課題 1 —
ポリプロピレン系フィルムの文章について、次の問いに答えよ。
(a) 貼合用フィルムを得る方法として例に挙がっている成形法は何か。
(b) 表面層に設けるポリプロピレン系樹脂層の融点は何℃以上とされているか。
(c) 接着面へのスリップ剤の使用を極力避けることが好ましいとされる理由は何か。
課題 2 —
ポリプロピレン系フィルムの文章を、最後の行の後から書き継げ。

上記曲げ弾性率を得るためには、EPR(エチレン・プロピレンゴム)等のエラストマー成分を40重量%以上含有するポリプロピレン系樹脂を主原料とし、柔軟化剤などを併用することが好ましい。
【0012】
上記裏打ち用フィルムは、織布又は生地を積層して使用するために、少なくとも一方の表面層に、エラストマー成分を40重量%以上含有する、リアクターブレンド法による共重合体からなるポリプロピレン系樹脂を主成分とする融点140℃以上のポリプロピレン系樹脂層が設けられる。織布又は生地の積層が片面の場合は積層する側の表面層に、織布又は生地の積層が両面の場合は両方の表面層に、ポリプロピレン系樹脂層が設けられる。
【0013】
上記貼合用フィルムを得る方法としては、樹脂シートやフィルムを成形するための公知の方法が使用可能であり、例えば、Tダイやインフレーションによる押出成形法、カレンダー成形法等が挙げられる。
【0014】
上記貼合用フィルムの厚みは、特に限定されず、用途や要求される風合いによって適宜決定すればよい。
【0015】
上記貼合用フィルムは、少なくとも一面のポリプロピレン系樹脂層に織布又は生地が積層され、フィルム貼合品として使用される。
織布又は生地の積層は、その種類によって適宜接着剤を選択すればよいが、フィルムの濡れ性を向上させるために、フィルム側にコロナ処理が施されてもよい。コロナ処理によってフィルムのべたつきが起こる場合は、接着面にアンチブロッキング剤を配合してもよい。この際、脂肪酸アミド系のスリップ剤を使用すると接着阻害を起こすことがあるため、接着面にスリップ剤の使用は極力避けることが好ましい。また、用途によって耐擦傷性が要求される場合は、接着面と反対側の面にスリップ剤やアンチブロッキング剤を配合することが好ましい。
上記スリップ剤やアンチブロッキング剤の使用量は用途により適宜決定される。
【0016】
【発明の実施の形態】
以下に実施例を掲げて本発明の態様を更に詳しく説明するが、本発明はこれら実施例のみに限定されるものではない。
【0017】
(実施例1)

利用可能データ —
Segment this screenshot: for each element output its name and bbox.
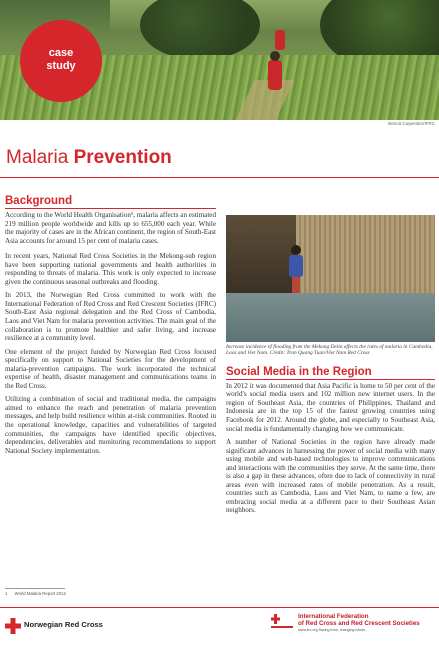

記述回答 1 —
(a) Tダイやインフレーションによる押出成形法、カレンダー成形法
(b) 140℃以上
(c) 脂肪酸アミド系のスリップ剤を使用すると接着阻害を起こすことがあるため

記述回答 2 —
エチレン−プロピレン成分よりなるゴム成分を40重量%含有し、該ゴム成分中のエチレン含有量が20重量%以上であり、かつ結晶化度41%、密度0.89g/cm3 、MFR2g/10分である、リアクターブレンド法により共重合されたプロピレン系共重合体を50重量%含有するポリプロピレン系樹脂に、柔軟化剤としてSIS(スチレン・イソプレン・スチレンブロック共重合体)を加え、さらにアンチブロッキング剤としてシリカ等を添加した樹脂組成物をTダイ法にて成膜して200μm厚のポリプロピレン系樹脂層からなる単層裏打ち用フィルムを得た。
別工程にて固形分濃度30重量%の水系ウレタン接着剤を単層裏打ち用フィルムの一面に塗布後、接着剤塗布面をナイロン織布に積層し、表面温度200℃で4秒間乾燥した直後に金属エンボスロール及びゴムロールで挟圧して、ナイロン織布が片面に積層されたフィルム貼合品を得た。
【0018】
(比較例1)
実施例1のポリプロピレン系樹脂層の片面に低密度ポリエチレン樹脂層を層比1:1で積層し、2層貼合用フィルムを得た。また、2層貼合用フィルムのポリプロピレン系樹脂層側に、実施例1と同様にしてナイロン織布を積層し、フィルム貼合品を得た。
【0019】
(比較例2)
貼合用フィルムとして、200μm厚のランダム共重合ポリプロピレン樹脂単層フィルムを用いた。また、実施例1と同様にしてナイロン織布を片面に積層し、フィルム貼合品を得た。
【0020】
上記貼合用フィルム及びフィルム貼合品について下記の測定を行い、結果を表1に示した。
(1)厚み
ダイヤルゲージを用いて、貼合用フィルムのTD方向について20箇所の厚みを測定し、平均値を求めた。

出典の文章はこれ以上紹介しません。